REQUIRED TASK
Transcribe the listing that follows in full, omitting pictures.

ENTRIES
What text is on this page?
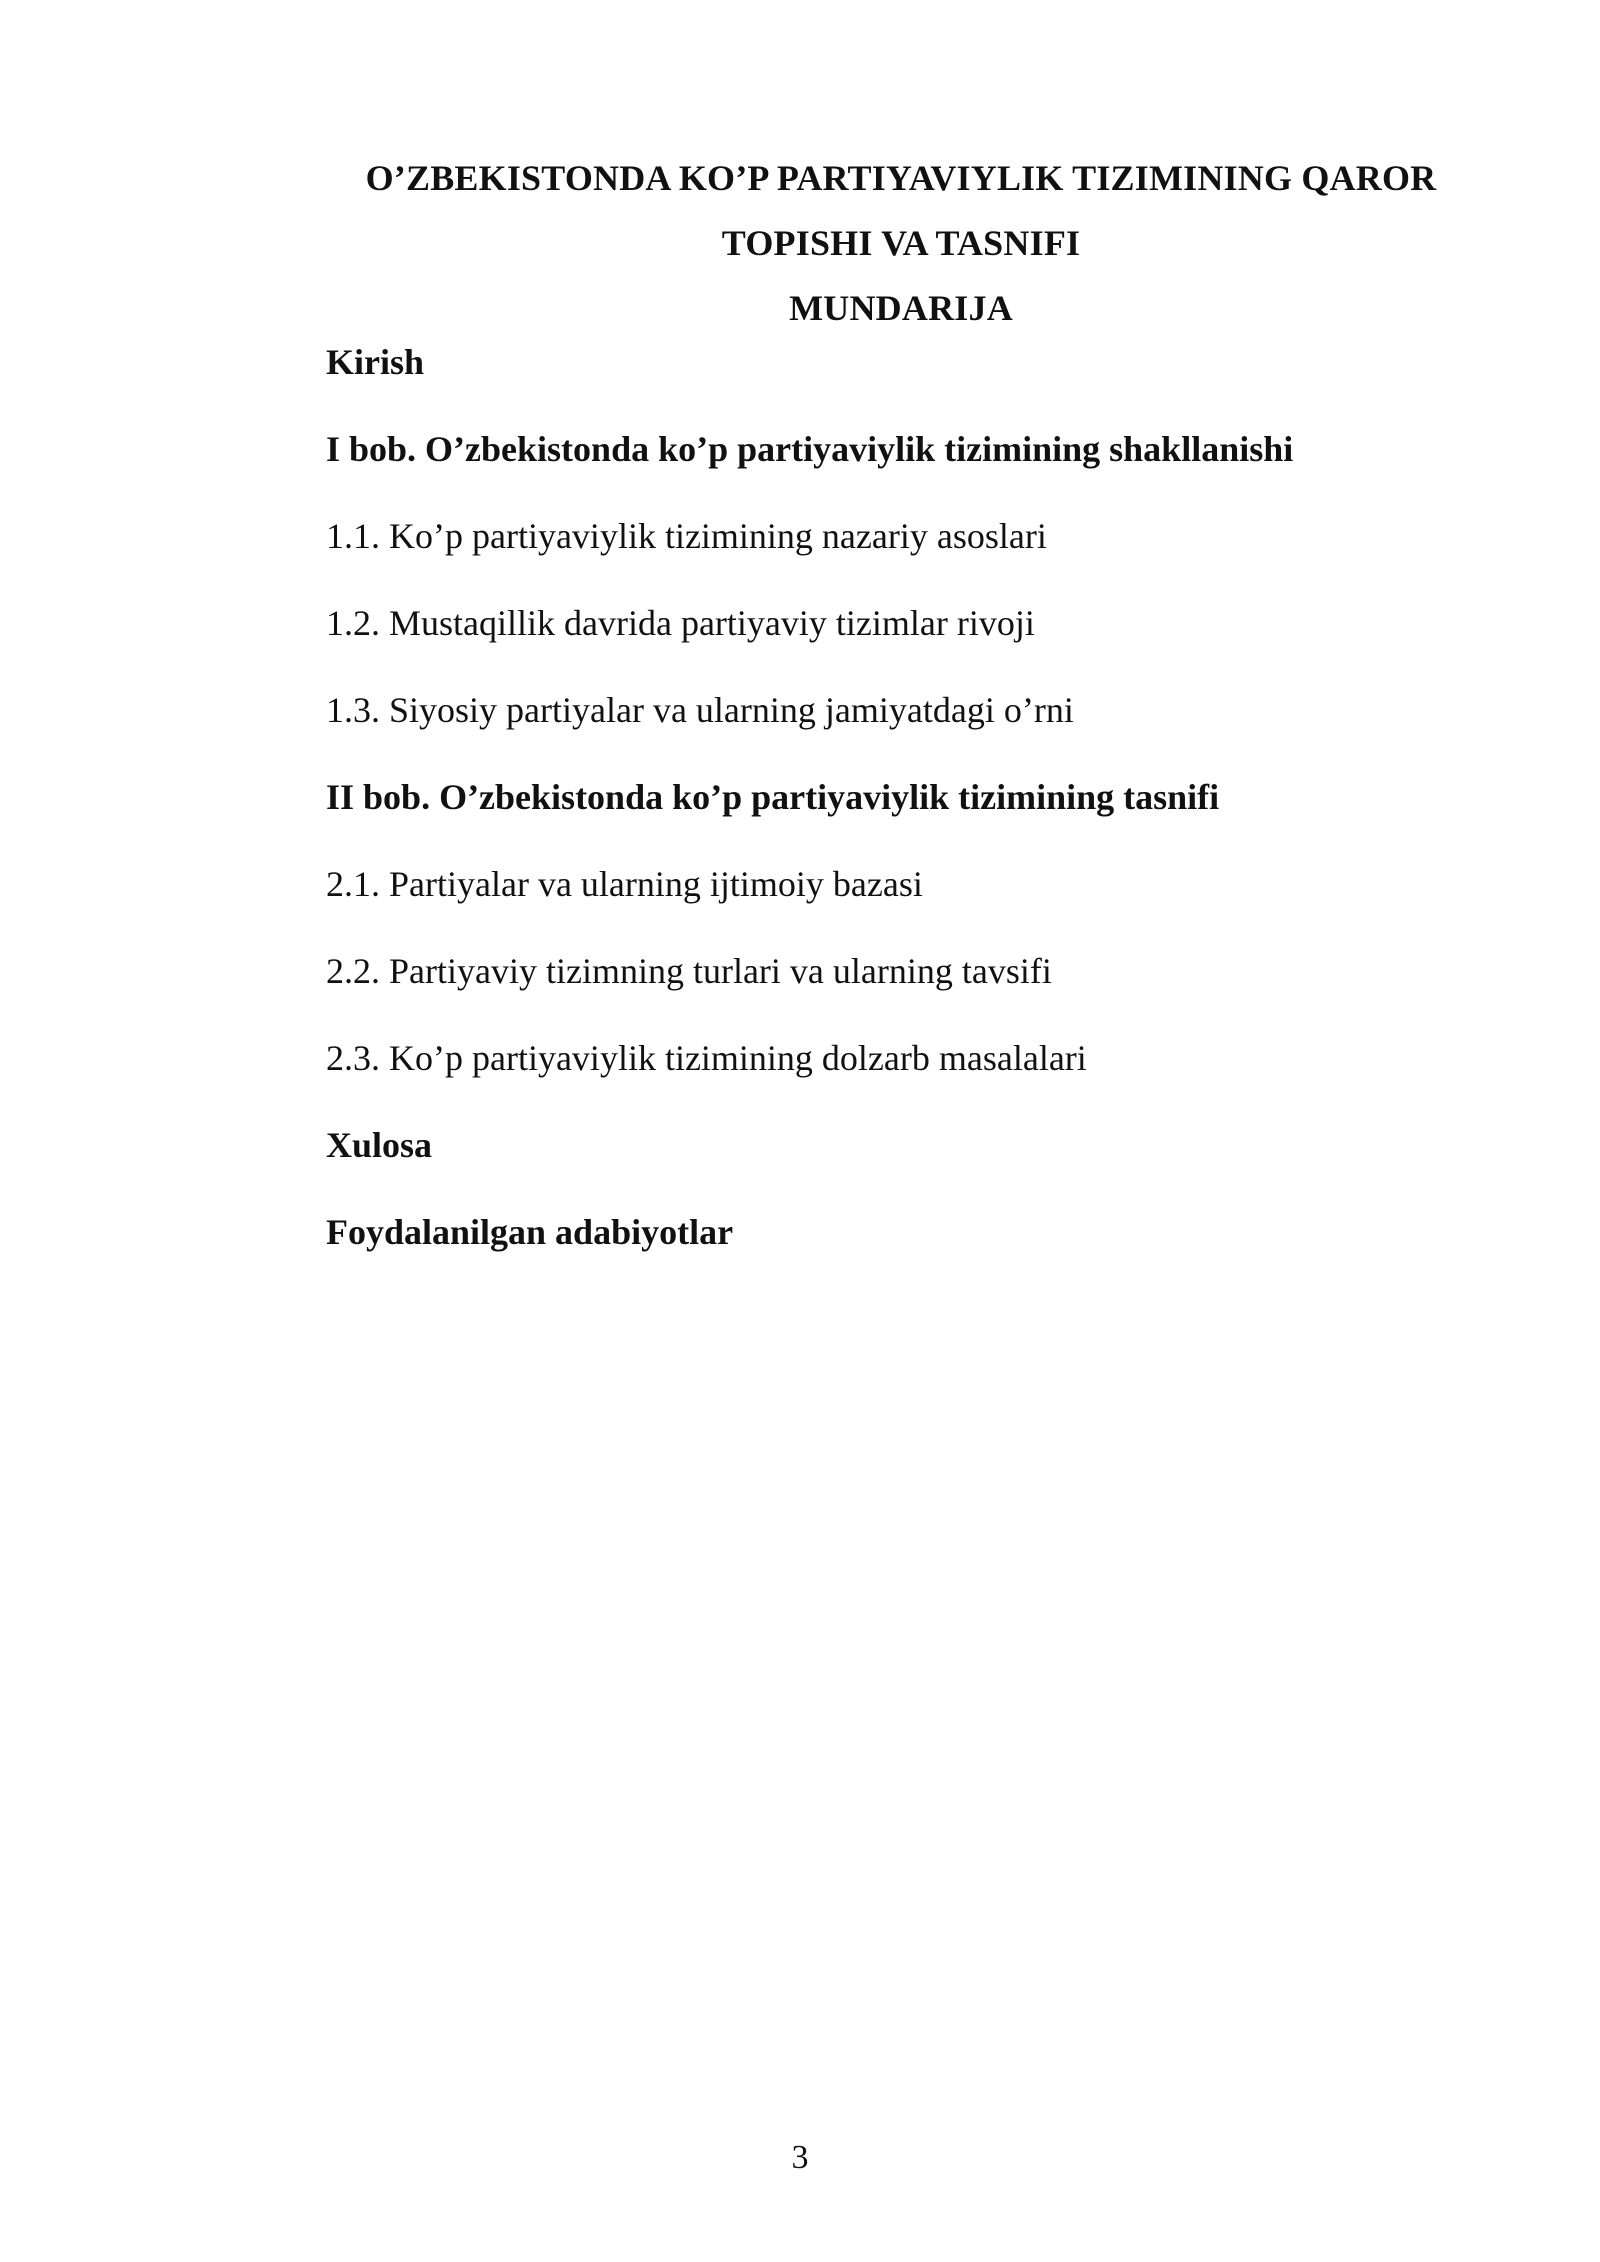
O’ZBEKISTONDA KO’P PARTIYAVIYLIK TIZIMINING QAROR
TOPISHI VA TASNIFI
MUNDARIJA
Kirish
I bob. O’zbekistonda ko’p partiyaviylik tizimining shakllanishi
1.1. Ko’p partiyaviylik tizimining nazariy asoslari
1.2. Mustaqillik davrida partiyaviy tizimlar rivoji
1.3. Siyosiy partiyalar va ularning jamiyatdagi o’rni
II bob. O’zbekistonda ko’p partiyaviylik tizimining tasnifi
2.1. Partiyalar va ularning ijtimoiy bazasi
2.2. Partiyaviy tizimning turlari va ularning tavsifi
2.3. Ko’p partiyaviylik tizimining dolzarb masalalari
Xulosa
Foydalanilgan adabiyotlar
3
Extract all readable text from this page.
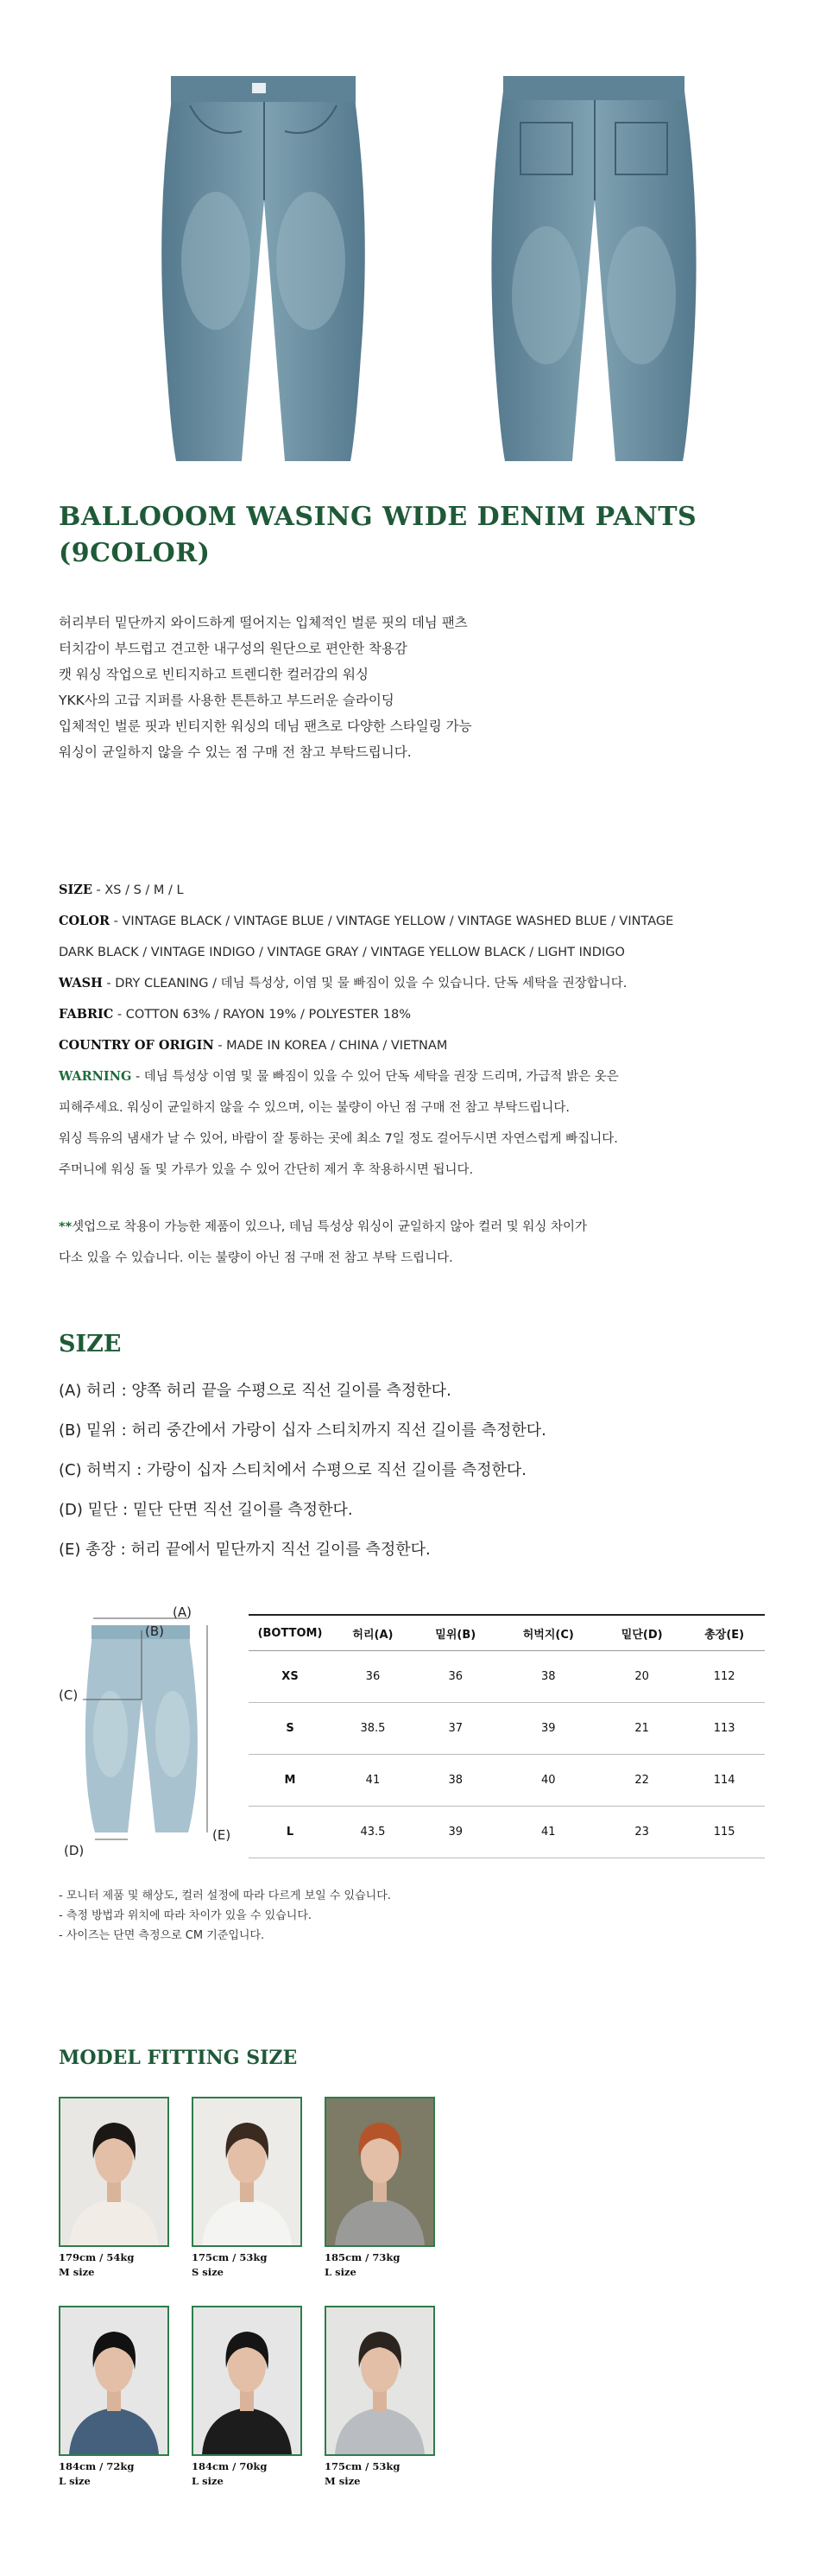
BALLOOOM WASING WIDE DENIM PANTS
(9COLOR)
허리부터 밑단까지 와이드하게 떨어지는 입체적인 벌룬 핏의 데님 팬츠
터치감이 부드럽고 견고한 내구성의 원단으로 편안한 착용감
캣 워싱 작업으로 빈티지하고 트렌디한 컬러감의 워싱
YKK사의 고급 지퍼를 사용한 튼튼하고 부드러운 슬라이딩
입체적인 벌룬 핏과 빈티지한 워싱의 데님 팬츠로 다양한 스타일링 가능
워싱이 균일하지 않을 수 있는 점 구매 전 참고 부탁드립니다.
SIZE - XS / S / M / L
COLOR - VINTAGE BLACK / VINTAGE BLUE / VINTAGE YELLOW / VINTAGE WASHED BLUE / VINTAGE
DARK BLACK / VINTAGE INDIGO / VINTAGE GRAY / VINTAGE YELLOW BLACK / LIGHT INDIGO
WASH - DRY CLEANING / 데님 특성상, 이염 및 물 빠짐이 있을 수 있습니다. 단독 세탁을 권장합니다.
FABRIC - COTTON 63% / RAYON 19% / POLYESTER 18%
COUNTRY OF ORIGIN - MADE IN KOREA / CHINA / VIETNAM
WARNING - 데님 특성상 이염 및 물 빠짐이 있을 수 있어 단독 세탁을 권장 드리며, 가급적 밝은 옷은
피해주세요. 워싱이 균일하지 않을 수 있으며, 이는 불량이 아닌 점 구매 전 참고 부탁드립니다.
워싱 특유의 냄새가 날 수 있어, 바람이 잘 통하는 곳에 최소 7일 정도 걸어두시면 자연스럽게 빠집니다.
주머니에 워싱 돌 및 가루가 있을 수 있어 간단히 제거 후 착용하시면 됩니다.
**셋업으로 착용이 가능한 제품이 있으나, 데님 특성상 워싱이 균일하지 않아 컬러 및 워싱 차이가
다소 있을 수 있습니다. 이는 불량이 아닌 점 구매 전 참고 부탁 드립니다.
SIZE
(A) 허리 : 양쪽 허리 끝을 수평으로 직선 길이를 측정한다.
(B) 밑위 : 허리 중간에서 가랑이 십자 스티치까지 직선 길이를 측정한다.
(C) 허벅지 : 가랑이 십자 스티치에서 수평으로 직선 길이를 측정한다.
(D) 밑단 : 밑단 단면 직선 길이를 측정한다.
(E) 총장 : 허리 끝에서 밑단까지 직선 길이를 측정한다.
(A)
(B)
(C)
(D)
(E)
(BOTTOM)	허리(A)	밑위(B)	허벅지(C)	밑단(D)	총장(E)
XS	36	36	38	20	112
S	38.5	37	39	21	113
M	41	38	40	22	114
L	43.5	39	41	23	115
- 모니터 제품 및 해상도, 컬러 설정에 따라 다르게 보일 수 있습니다.
- 측정 방법과 위치에 따라 차이가 있을 수 있습니다.
- 사이즈는 단면 측정으로 CM 기준입니다.
MODEL FITTING SIZE
179cm / 54kg
M size
175cm / 53kg
S size
185cm / 73kg
L size
184cm / 72kg
L size
184cm / 70kg
L size
175cm / 53kg
M size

SOLVED PROBLEM
What text is on this page?
O’ZBEKISTONDA KO’P PARTIYAVIYLIK TIZIMINING QAROR
TOPISHI VA TASNIFI
MUNDARIJA
Kirish
I bob. O’zbekistonda ko’p partiyaviylik tizimining shakllanishi
1.1. Ko’p partiyaviylik tizimining nazariy asoslari
1.2. Mustaqillik davrida partiyaviy tizimlar rivoji
1.3. Siyosiy partiyalar va ularning jamiyatdagi o’rni
II bob. O’zbekistonda ko’p partiyaviylik tizimining tasnifi
2.1. Partiyalar va ularning ijtimoiy bazasi
2.2. Partiyaviy tizimning turlari va ularning tavsifi
2.3. Ko’p partiyaviylik tizimining dolzarb masalalari
Xulosa
Foydalanilgan adabiyotlar
3
Extract all readable text from this page.
BALLOOOM WASING WIDE DENIM PANTS
(9COLOR)
허리부터 밑단까지 와이드하게 떨어지는 입체적인 벌룬 핏의 데님 팬츠
터치감이 부드럽고 견고한 내구성의 원단으로 편안한 착용감
캣 워싱 작업으로 빈티지하고 트렌디한 컬러감의 워싱
YKK사의 고급 지퍼를 사용한 튼튼하고 부드러운 슬라이딩
입체적인 벌룬 핏과 빈티지한 워싱의 데님 팬츠로 다양한 스타일링 가능
워싱이 균일하지 않을 수 있는 점 구매 전 참고 부탁드립니다.
SIZE - XS / S / M / L
COLOR - VINTAGE BLACK / VINTAGE BLUE / VINTAGE YELLOW / VINTAGE WASHED BLUE / VINTAGE
DARK BLACK / VINTAGE INDIGO / VINTAGE GRAY / VINTAGE YELLOW BLACK / LIGHT INDIGO
WASH - DRY CLEANING / 데님 특성상, 이염 및 물 빠짐이 있을 수 있습니다. 단독 세탁을 권장합니다.
FABRIC - COTTON 63% / RAYON 19% / POLYESTER 18%
COUNTRY OF ORIGIN - MADE IN KOREA / CHINA / VIETNAM
WARNING - 데님 특성상 이염 및 물 빠짐이 있을 수 있어 단독 세탁을 권장 드리며, 가급적 밝은 옷은
피해주세요. 워싱이 균일하지 않을 수 있으며, 이는 불량이 아닌 점 구매 전 참고 부탁드립니다.
워싱 특유의 냄새가 날 수 있어, 바람이 잘 통하는 곳에 최소 7일 정도 걸어두시면 자연스럽게 빠집니다.
주머니에 워싱 돌 및 가루가 있을 수 있어 간단히 제거 후 착용하시면 됩니다.
**셋업으로 착용이 가능한 제품이 있으나, 데님 특성상 워싱이 균일하지 않아 컬러 및 워싱 차이가
다소 있을 수 있습니다. 이는 불량이 아닌 점 구매 전 참고 부탁 드립니다.
SIZE
(A) 허리 : 양쪽 허리 끝을 수평으로 직선 길이를 측정한다.
(B) 밑위 : 허리 중간에서 가랑이 십자 스티치까지 직선 길이를 측정한다.
(C) 허벅지 : 가랑이 십자 스티치에서 수평으로 직선 길이를 측정한다.
(D) 밑단 : 밑단 단면 직선 길이를 측정한다.
(E) 총장 : 허리 끝에서 밑단까지 직선 길이를 측정한다.
(A)
(B)
(C)
(D)
(E)
(BOTTOM)	허리(A)	밑위(B)	허벅지(C)	밑단(D)	총장(E)
XS	36	36	38	20	112
S	38.5	37	39	21	113
M	41	38	40	22	114
L	43.5	39	41	23	115
- 모니터 제품 및 해상도, 컬러 설정에 따라 다르게 보일 수 있습니다.
- 측정 방법과 위치에 따라 차이가 있을 수 있습니다.
- 사이즈는 단면 측정으로 CM 기준입니다.
MODEL FITTING SIZE
179cm / 54kg
M size
175cm / 53kg
S size
185cm / 73kg
L size
184cm / 72kg
L size
184cm / 70kg
L size
175cm / 53kg
M size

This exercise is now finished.